__Records for processing__
════════

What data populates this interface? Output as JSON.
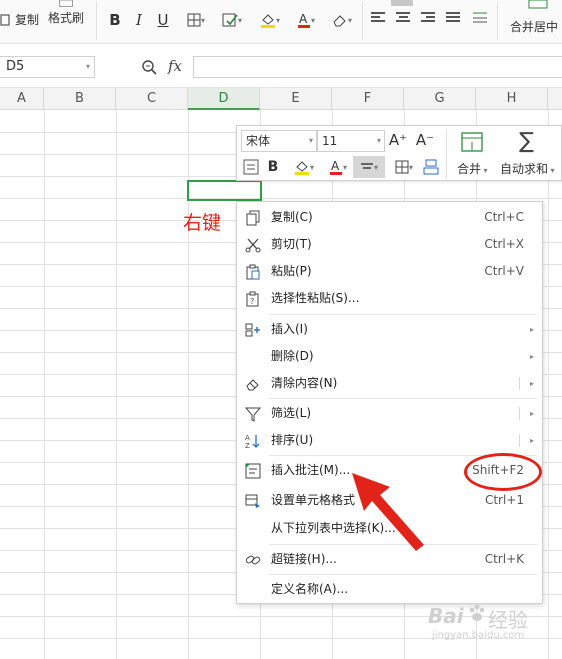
{
  "ribbon": {
    "copy_label": "复制",
    "format_painter_label": "格式刷",
    "bold": "B",
    "italic": "I",
    "underline": "U",
    "merge_center_label": "合并居中",
    "icons": [
      "paste-icon",
      "format-painter-icon",
      "bold-icon",
      "italic-icon",
      "underline-icon",
      "border-icon",
      "fill-color-icon",
      "font-color-icon",
      "clear-icon",
      "align-icons",
      "merge-icon"
    ],
    "accent_colors": {
      "fill": "#f5d800",
      "font": "#e2231a"
    }
  },
  "formula_bar": {
    "name_box": "D5",
    "fx": "fx",
    "formula_value": ""
  },
  "grid": {
    "columns": [
      "A",
      "B",
      "C",
      "D",
      "E",
      "F",
      "G",
      "H"
    ],
    "active_column": "D",
    "selected_cell": "D5"
  },
  "annotation": {
    "right_click_note": "右键",
    "highlight_color": "#e2231a"
  },
  "mini_toolbar": {
    "font_name": "宋体",
    "font_size": "11",
    "increase_font": "A⁺",
    "decrease_font": "A⁻",
    "bold": "B",
    "merge_label": "合并",
    "autosum_label": "自动求和",
    "font_color": "#e2231a",
    "fill_color": "#f5d800"
  },
  "context_menu": {
    "items": [
      {
        "label": "复制(C)",
        "shortcut": "Ctrl+C",
        "icon": "copy-icon"
      },
      {
        "label": "剪切(T)",
        "shortcut": "Ctrl+X",
        "icon": "cut-icon"
      },
      {
        "label": "粘贴(P)",
        "shortcut": "Ctrl+V",
        "icon": "paste-icon"
      },
      {
        "label": "选择性粘贴(S)...",
        "shortcut": "",
        "icon": "paste-special-icon"
      },
      {
        "label": "插入(I)",
        "shortcut": "",
        "icon": "insert-icon",
        "submenu": true
      },
      {
        "label": "删除(D)",
        "shortcut": "",
        "icon": "",
        "submenu": true
      },
      {
        "label": "清除内容(N)",
        "shortcut": "",
        "icon": "eraser-icon",
        "submenu": true
      },
      {
        "label": "筛选(L)",
        "shortcut": "",
        "icon": "filter-icon",
        "submenu": true
      },
      {
        "label": "排序(U)",
        "shortcut": "",
        "icon": "sort-icon",
        "submenu": true
      },
      {
        "label": "插入批注(M)...",
        "shortcut": "Shift+F2",
        "icon": "insert-comment-icon"
      },
      {
        "label": "设置单元格格式",
        "shortcut": "Ctrl+1",
        "icon": "format-cells-icon"
      },
      {
        "label": "从下拉列表中选择(K)...",
        "shortcut": "",
        "icon": ""
      },
      {
        "label": "超链接(H)...",
        "shortcut": "Ctrl+K",
        "icon": "hyperlink-icon"
      },
      {
        "label": "定义名称(A)...",
        "shortcut": "",
        "icon": ""
      }
    ]
  },
  "watermark": {
    "brand": "Bai",
    "brand_cn": "经验",
    "url": "jingyan.baidu.com"
  }
}
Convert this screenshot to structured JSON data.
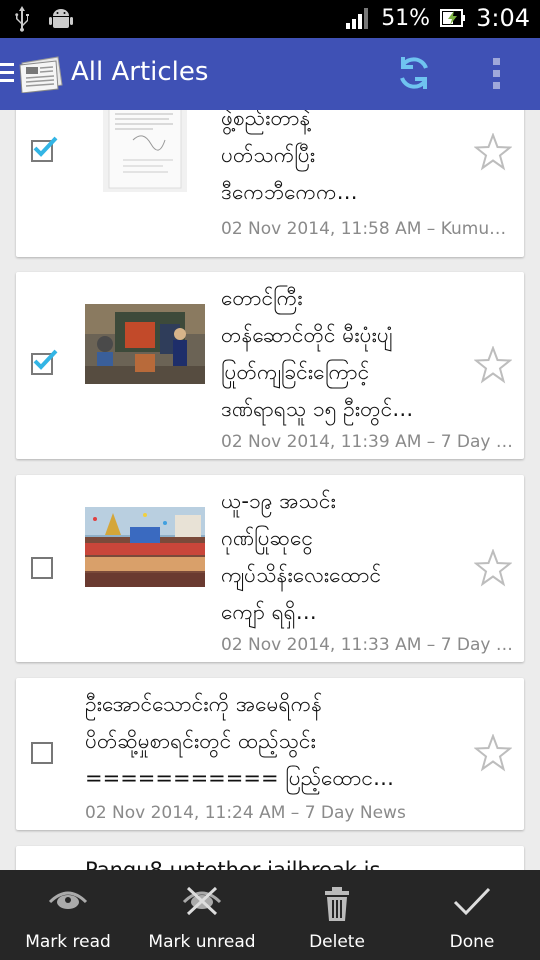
{
  "status_bar": {
    "battery_percent": "51%",
    "time": "3:04",
    "icons": [
      "usb-icon",
      "android-debug-icon",
      "signal-icon",
      "battery-charging-icon"
    ]
  },
  "app_bar": {
    "title": "All Articles",
    "icons": [
      "drawer-icon",
      "news-logo-icon",
      "refresh-icon",
      "overflow-menu-icon"
    ]
  },
  "articles": [
    {
      "title": "ဖွဲ့စည်းတာနဲ့\nပတ်သက်ပြီး\nဒီကေဘီကေက…",
      "meta": "02 Nov 2014, 11:58 AM – Kumu…",
      "checked": true,
      "has_thumbnail": true,
      "thumbnail": "document-image"
    },
    {
      "title": "တောင်ကြီး\nတန်ဆောင်တိုင် မီးပုံးပျံ\nပြုတ်ကျခြင်းကြောင့်\nဒဏ်ရာရသူ ၁၅ ဦးတွင်…",
      "meta": "02 Nov 2014, 11:39 AM – 7 Day …",
      "checked": true,
      "has_thumbnail": true,
      "thumbnail": "street-scene-image"
    },
    {
      "title": "ယူ-၁၉ အသင်း\nဂုဏ်ပြုဆုငွေ\nကျပ်သိန်းလေးထောင်\nကျော် ရရှိ…",
      "meta": "02 Nov 2014, 11:33 AM – 7 Day …",
      "checked": false,
      "has_thumbnail": true,
      "thumbnail": "crowd-celebration-image"
    },
    {
      "title": "ဦးအောင်သောင်းကို အမေရိကန်\nပိတ်ဆို့မှုစာရင်းတွင် ထည့်သွင်း\n=========== ပြည့်ထောင…",
      "meta": "02 Nov 2014, 11:24 AM – 7 Day News",
      "checked": false,
      "has_thumbnail": false
    },
    {
      "title": "Pangu8 untether jailbreak is",
      "meta": "",
      "checked": false,
      "has_thumbnail": false
    }
  ],
  "bottom_actions": [
    {
      "label": "Mark read",
      "icon": "eye-icon"
    },
    {
      "label": "Mark unread",
      "icon": "eye-crossed-icon"
    },
    {
      "label": "Delete",
      "icon": "trash-icon"
    },
    {
      "label": "Done",
      "icon": "check-icon"
    }
  ],
  "colors": {
    "app_bar": "#3f51b5",
    "status_bar": "#000000",
    "background": "#ececec",
    "checkbox_check": "#33b5e5",
    "bottom_bar": "#262626",
    "meta_text": "#8a8a8a"
  }
}
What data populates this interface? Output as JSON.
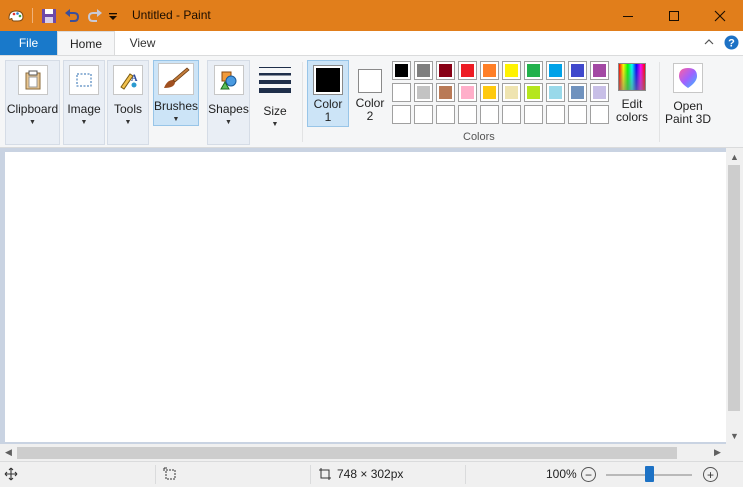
{
  "titlebar": {
    "title": "Untitled - Paint",
    "bg_color": "#e17e1b",
    "quick_access": [
      "paint-app-icon",
      "save-icon",
      "undo-icon",
      "redo-icon",
      "customize-dropdown-icon"
    ],
    "window_controls": [
      "minimize-icon",
      "maximize-icon",
      "close-icon"
    ]
  },
  "tabs": {
    "file": "File",
    "home": "Home",
    "view": "View",
    "right_icons": [
      "collapse-ribbon-icon",
      "help-icon"
    ]
  },
  "ribbon": {
    "clipboard": "Clipboard",
    "image": "Image",
    "tools": "Tools",
    "brushes": "Brushes",
    "shapes": "Shapes",
    "size": "Size",
    "color1_line1": "Color",
    "color1_line2": "1",
    "color2_line1": "Color",
    "color2_line2": "2",
    "colors_group_label": "Colors",
    "edit_colors_line1": "Edit",
    "edit_colors_line2": "colors",
    "open_paint3d_line1": "Open",
    "open_paint3d_line2": "Paint 3D",
    "color1_value": "#000000",
    "color2_value": "#ffffff",
    "palette_row1": [
      "#000000",
      "#7f7f7f",
      "#880015",
      "#ed1c24",
      "#ff7f27",
      "#fff200",
      "#22b14c",
      "#00a2e8",
      "#3f48cc",
      "#a349a4"
    ],
    "palette_row2": [
      "#ffffff",
      "#c3c3c3",
      "#b97a57",
      "#ffaec9",
      "#ffc90e",
      "#efe4b0",
      "#b5e61d",
      "#99d9ea",
      "#7092be",
      "#c8bfe7"
    ],
    "palette_row3_count": 10
  },
  "status": {
    "move_icon": "move-cursor-icon",
    "selection_icon": "selection-size-icon",
    "canvas_size_icon": "canvas-size-icon",
    "canvas_size": "748 × 302px",
    "zoom": "100%",
    "zoom_level_percent": 100
  }
}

════════

__What this task involves__
Could you reproduce every record above exactly, leaving out the pictures?

__Correct result__
What data populates this interface? Output as JSON.
{
  "ribbon": {
    "copy_label": "复制",
    "format_painter_label": "格式刷",
    "bold": "B",
    "italic": "I",
    "underline": "U",
    "merge_center_label": "合并居中",
    "icons": [
      "paste-icon",
      "format-painter-icon",
      "bold-icon",
      "italic-icon",
      "underline-icon",
      "border-icon",
      "fill-color-icon",
      "font-color-icon",
      "clear-icon",
      "align-icons",
      "merge-icon"
    ],
    "accent_colors": {
      "fill": "#f5d800",
      "font": "#e2231a"
    }
  },
  "formula_bar": {
    "name_box": "D5",
    "fx": "fx",
    "formula_value": ""
  },
  "grid": {
    "columns": [
      "A",
      "B",
      "C",
      "D",
      "E",
      "F",
      "G",
      "H"
    ],
    "active_column": "D",
    "selected_cell": "D5"
  },
  "annotation": {
    "right_click_note": "右键",
    "highlight_color": "#e2231a"
  },
  "mini_toolbar": {
    "font_name": "宋体",
    "font_size": "11",
    "increase_font": "A⁺",
    "decrease_font": "A⁻",
    "bold": "B",
    "merge_label": "合并",
    "autosum_label": "自动求和",
    "font_color": "#e2231a",
    "fill_color": "#f5d800"
  },
  "context_menu": {
    "items": [
      {
        "label": "复制(C)",
        "shortcut": "Ctrl+C",
        "icon": "copy-icon"
      },
      {
        "label": "剪切(T)",
        "shortcut": "Ctrl+X",
        "icon": "cut-icon"
      },
      {
        "label": "粘贴(P)",
        "shortcut": "Ctrl+V",
        "icon": "paste-icon"
      },
      {
        "label": "选择性粘贴(S)...",
        "shortcut": "",
        "icon": "paste-special-icon"
      },
      {
        "label": "插入(I)",
        "shortcut": "",
        "icon": "insert-icon",
        "submenu": true
      },
      {
        "label": "删除(D)",
        "shortcut": "",
        "icon": "",
        "submenu": true
      },
      {
        "label": "清除内容(N)",
        "shortcut": "",
        "icon": "eraser-icon",
        "submenu": true
      },
      {
        "label": "筛选(L)",
        "shortcut": "",
        "icon": "filter-icon",
        "submenu": true
      },
      {
        "label": "排序(U)",
        "shortcut": "",
        "icon": "sort-icon",
        "submenu": true
      },
      {
        "label": "插入批注(M)...",
        "shortcut": "Shift+F2",
        "icon": "insert-comment-icon"
      },
      {
        "label": "设置单元格格式",
        "shortcut": "Ctrl+1",
        "icon": "format-cells-icon"
      },
      {
        "label": "从下拉列表中选择(K)...",
        "shortcut": "",
        "icon": ""
      },
      {
        "label": "超链接(H)...",
        "shortcut": "Ctrl+K",
        "icon": "hyperlink-icon"
      },
      {
        "label": "定义名称(A)...",
        "shortcut": "",
        "icon": ""
      }
    ]
  },
  "watermark": {
    "brand": "Bai",
    "brand_cn": "经验",
    "url": "jingyan.baidu.com"
  }
}
Convert this screenshot to structured JSON data.
{
  "status_bar": {
    "battery_percent": "51%",
    "time": "3:04",
    "icons": [
      "usb-icon",
      "android-debug-icon",
      "signal-icon",
      "battery-charging-icon"
    ]
  },
  "app_bar": {
    "title": "All Articles",
    "icons": [
      "drawer-icon",
      "news-logo-icon",
      "refresh-icon",
      "overflow-menu-icon"
    ]
  },
  "articles": [
    {
      "title": "ဖွဲ့စည်းတာနဲ့\nပတ်သက်ပြီး\nဒီကေဘီကေက…",
      "meta": "02 Nov 2014, 11:58 AM – Kumu…",
      "checked": true,
      "has_thumbnail": true,
      "thumbnail": "document-image"
    },
    {
      "title": "တောင်ကြီး\nတန်ဆောင်တိုင် မီးပုံးပျံ\nပြုတ်ကျခြင်းကြောင့်\nဒဏ်ရာရသူ ၁၅ ဦးတွင်…",
      "meta": "02 Nov 2014, 11:39 AM – 7 Day …",
      "checked": true,
      "has_thumbnail": true,
      "thumbnail": "street-scene-image"
    },
    {
      "title": "ယူ-၁၉ အသင်း\nဂုဏ်ပြုဆုငွေ\nကျပ်သိန်းလေးထောင်\nကျော် ရရှိ…",
      "meta": "02 Nov 2014, 11:33 AM – 7 Day …",
      "checked": false,
      "has_thumbnail": true,
      "thumbnail": "crowd-celebration-image"
    },
    {
      "title": "ဦးအောင်သောင်းကို အမေရိကန်\nပိတ်ဆို့မှုစာရင်းတွင် ထည့်သွင်း\n=========== ပြည့်ထောင…",
      "meta": "02 Nov 2014, 11:24 AM – 7 Day News",
      "checked": false,
      "has_thumbnail": false
    },
    {
      "title": "Pangu8 untether jailbreak is",
      "meta": "",
      "checked": false,
      "has_thumbnail": false
    }
  ],
  "bottom_actions": [
    {
      "label": "Mark read",
      "icon": "eye-icon"
    },
    {
      "label": "Mark unread",
      "icon": "eye-crossed-icon"
    },
    {
      "label": "Delete",
      "icon": "trash-icon"
    },
    {
      "label": "Done",
      "icon": "check-icon"
    }
  ],
  "colors": {
    "app_bar": "#3f51b5",
    "status_bar": "#000000",
    "background": "#ececec",
    "checkbox_check": "#33b5e5",
    "bottom_bar": "#262626",
    "meta_text": "#8a8a8a"
  }
}
What data populates this interface? Output as JSON.
{
  "titlebar": {
    "title": "Untitled - Paint",
    "bg_color": "#e17e1b",
    "quick_access": [
      "paint-app-icon",
      "save-icon",
      "undo-icon",
      "redo-icon",
      "customize-dropdown-icon"
    ],
    "window_controls": [
      "minimize-icon",
      "maximize-icon",
      "close-icon"
    ]
  },
  "tabs": {
    "file": "File",
    "home": "Home",
    "view": "View",
    "right_icons": [
      "collapse-ribbon-icon",
      "help-icon"
    ]
  },
  "ribbon": {
    "clipboard": "Clipboard",
    "image": "Image",
    "tools": "Tools",
    "brushes": "Brushes",
    "shapes": "Shapes",
    "size": "Size",
    "color1_line1": "Color",
    "color1_line2": "1",
    "color2_line1": "Color",
    "color2_line2": "2",
    "colors_group_label": "Colors",
    "edit_colors_line1": "Edit",
    "edit_colors_line2": "colors",
    "open_paint3d_line1": "Open",
    "open_paint3d_line2": "Paint 3D",
    "color1_value": "#000000",
    "color2_value": "#ffffff",
    "palette_row1": [
      "#000000",
      "#7f7f7f",
      "#880015",
      "#ed1c24",
      "#ff7f27",
      "#fff200",
      "#22b14c",
      "#00a2e8",
      "#3f48cc",
      "#a349a4"
    ],
    "palette_row2": [
      "#ffffff",
      "#c3c3c3",
      "#b97a57",
      "#ffaec9",
      "#ffc90e",
      "#efe4b0",
      "#b5e61d",
      "#99d9ea",
      "#7092be",
      "#c8bfe7"
    ],
    "palette_row3_count": 10
  },
  "status": {
    "move_icon": "move-cursor-icon",
    "selection_icon": "selection-size-icon",
    "canvas_size_icon": "canvas-size-icon",
    "canvas_size": "748 × 302px",
    "zoom": "100%",
    "zoom_level_percent": 100
  }
}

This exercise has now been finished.